Task brief: Transcribe the entries that follow exactly as they appear, minus pictures.

>> Begin Task data

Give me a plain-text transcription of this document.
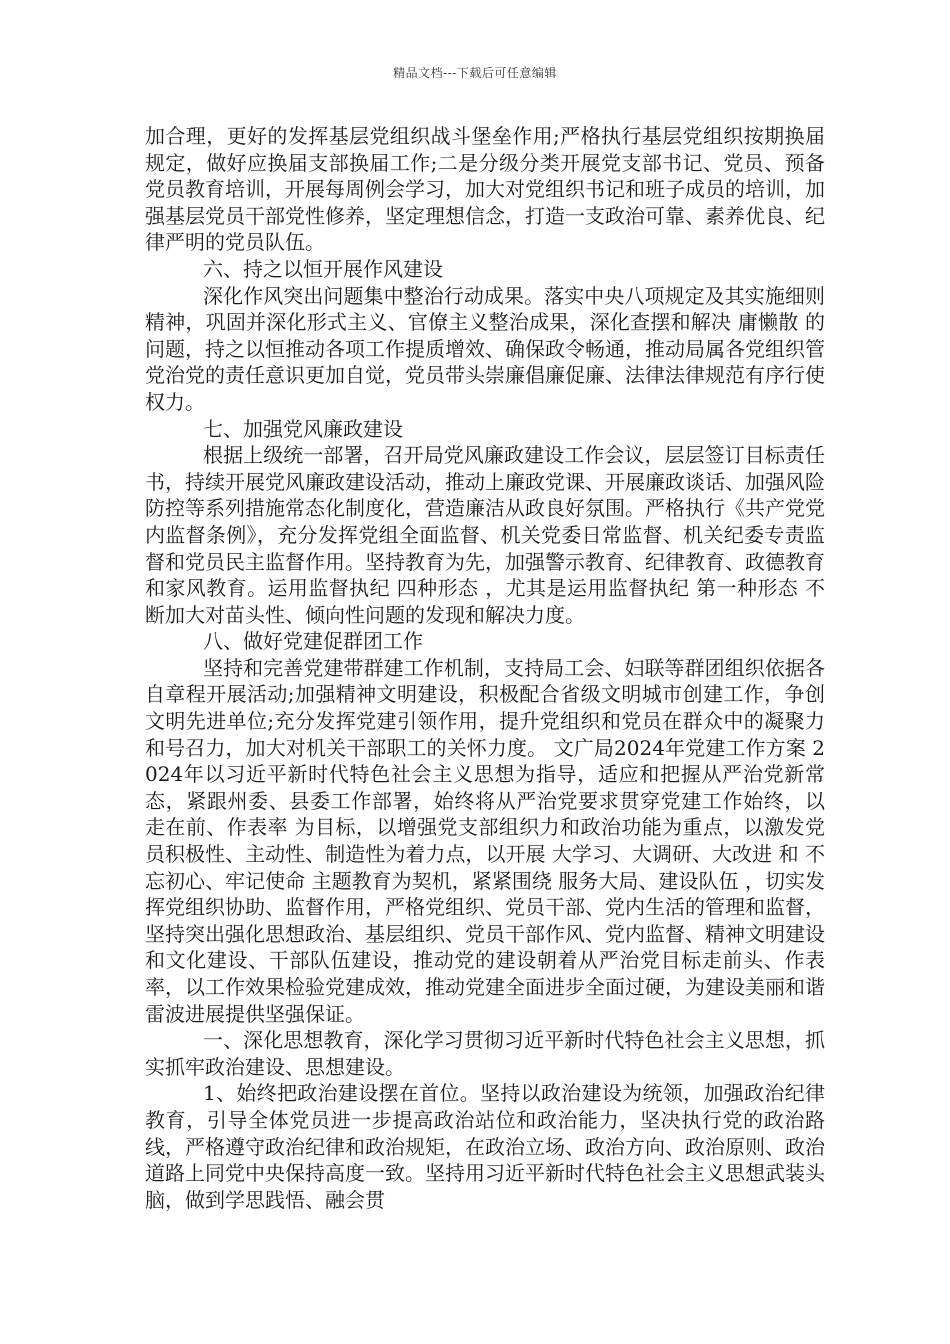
精品文档---下载后可任意编辑

加合理，更好的发挥基层党组织战斗堡垒作用;严格执行基层党组织按期换届规定，做好应换届支部换届工作;二是分级分类开展党支部书记、党员、预备党员教育培训，开展每周例会学习，加大对党组织书记和班子成员的培训，加强基层党员干部党性修养，坚定理想信念，打造一支政治可靠、素养优良、纪律严明的党员队伍。

六、持之以恒开展作风建设

深化作风突出问题集中整治行动成果。落实中央八项规定及其实施细则精神，巩固并深化形式主义、官僚主义整治成果，深化查摆和解决 庸懒散 的问题，持之以恒推动各项工作提质增效、确保政令畅通，推动局属各党组织管党治党的责任意识更加自觉，党员带头崇廉倡廉促廉、法律法律规范有序行使权力。

七、加强党风廉政建设

根据上级统一部署，召开局党风廉政建设工作会议，层层签订目标责任书，持续开展党风廉政建设活动，推动上廉政党课、开展廉政谈话、加强风险防控等系列措施常态化制度化，营造廉洁从政良好氛围。严格执行《共产党党内监督条例》，充分发挥党组全面监督、机关党委日常监督、机关纪委专责监督和党员民主监督作用。坚持教育为先，加强警示教育、纪律教育、政德教育和家风教育。运用监督执纪 四种形态 ，尤其是运用监督执纪 第一种形态 不断加大对苗头性、倾向性问题的发现和解决力度。

八、做好党建促群团工作

坚持和完善党建带群建工作机制，支持局工会、妇联等群团组织依据各自章程开展活动;加强精神文明建设，积极配合省级文明城市创建工作，争创文明先进单位;充分发挥党建引领作用，提升党组织和党员在群众中的凝聚力和号召力，加大对机关干部职工的关怀力度。 文广局2024年党建工作方案 2024年以习近平新时代特色社会主义思想为指导，适应和把握从严治党新常态，紧跟州委、县委工作部署，始终将从严治党要求贯穿党建工作始终，以 走在前、作表率 为目标，以增强党支部组织力和政治功能为重点，以激发党员积极性、主动性、制造性为着力点，以开展 大学习、大调研、大改进 和 不忘初心、牢记使命 主题教育为契机，紧紧围绕 服务大局、建设队伍 ，切实发挥党组织协助、监督作用，严格党组织、党员干部、党内生活的管理和监督，坚持突出强化思想政治、基层组织、党员干部作风、党内监督、精神文明建设和文化建设、干部队伍建设，推动党的建设朝着从严治党目标走前头、作表率，以工作效果检验党建成效，推动党建全面进步全面过硬，为建设美丽和谐雷波进展提供坚强保证。

一、深化思想教育，深化学习贯彻习近平新时代特色社会主义思想，抓实抓牢政治建设、思想建设。

1、始终把政治建设摆在首位。坚持以政治建设为统领，加强政治纪律教育，引导全体党员进一步提高政治站位和政治能力，坚决执行党的政治路线，严格遵守政治纪律和政治规矩，在政治立场、政治方向、政治原则、政治道路上同党中央保持高度一致。坚持用习近平新时代特色社会主义思想武装头脑，做到学思践悟、融会贯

>> End Task data

Answer for the task:
Give me a plain-text transcription of this document.
精品文档---下载后可任意编辑

加合理，更好的发挥基层党组织战斗堡垒作用;严格执行基层党组织按期换届规定，做好应换届支部换届工作;二是分级分类开展党支部书记、党员、预备党员教育培训，开展每周例会学习，加大对党组织书记和班子成员的培训，加强基层党员干部党性修养，坚定理想信念，打造一支政治可靠、素养优良、纪律严明的党员队伍。

六、持之以恒开展作风建设

深化作风突出问题集中整治行动成果。落实中央八项规定及其实施细则精神，巩固并深化形式主义、官僚主义整治成果，深化查摆和解决 庸懒散 的问题，持之以恒推动各项工作提质增效、确保政令畅通，推动局属各党组织管党治党的责任意识更加自觉，党员带头崇廉倡廉促廉、法律法律规范有序行使权力。

七、加强党风廉政建设

根据上级统一部署，召开局党风廉政建设工作会议，层层签订目标责任书，持续开展党风廉政建设活动，推动上廉政党课、开展廉政谈话、加强风险防控等系列措施常态化制度化，营造廉洁从政良好氛围。严格执行《共产党党内监督条例》，充分发挥党组全面监督、机关党委日常监督、机关纪委专责监督和党员民主监督作用。坚持教育为先，加强警示教育、纪律教育、政德教育和家风教育。运用监督执纪 四种形态 ，尤其是运用监督执纪 第一种形态 不断加大对苗头性、倾向性问题的发现和解决力度。

八、做好党建促群团工作

坚持和完善党建带群建工作机制，支持局工会、妇联等群团组织依据各自章程开展活动;加强精神文明建设，积极配合省级文明城市创建工作，争创文明先进单位;充分发挥党建引领作用，提升党组织和党员在群众中的凝聚力和号召力，加大对机关干部职工的关怀力度。 文广局2024年党建工作方案 2024年以习近平新时代特色社会主义思想为指导，适应和把握从严治党新常态，紧跟州委、县委工作部署，始终将从严治党要求贯穿党建工作始终，以 走在前、作表率 为目标，以增强党支部组织力和政治功能为重点，以激发党员积极性、主动性、制造性为着力点，以开展 大学习、大调研、大改进 和 不忘初心、牢记使命 主题教育为契机，紧紧围绕 服务大局、建设队伍 ，切实发挥党组织协助、监督作用，严格党组织、党员干部、党内生活的管理和监督，坚持突出强化思想政治、基层组织、党员干部作风、党内监督、精神文明建设和文化建设、干部队伍建设，推动党的建设朝着从严治党目标走前头、作表率，以工作效果检验党建成效，推动党建全面进步全面过硬，为建设美丽和谐雷波进展提供坚强保证。

一、深化思想教育，深化学习贯彻习近平新时代特色社会主义思想，抓实抓牢政治建设、思想建设。

1、始终把政治建设摆在首位。坚持以政治建设为统领，加强政治纪律教育，引导全体党员进一步提高政治站位和政治能力，坚决执行党的政治路线，严格遵守政治纪律和政治规矩，在政治立场、政治方向、政治原则、政治道路上同党中央保持高度一致。坚持用习近平新时代特色社会主义思想武装头脑，做到学思践悟、融会贯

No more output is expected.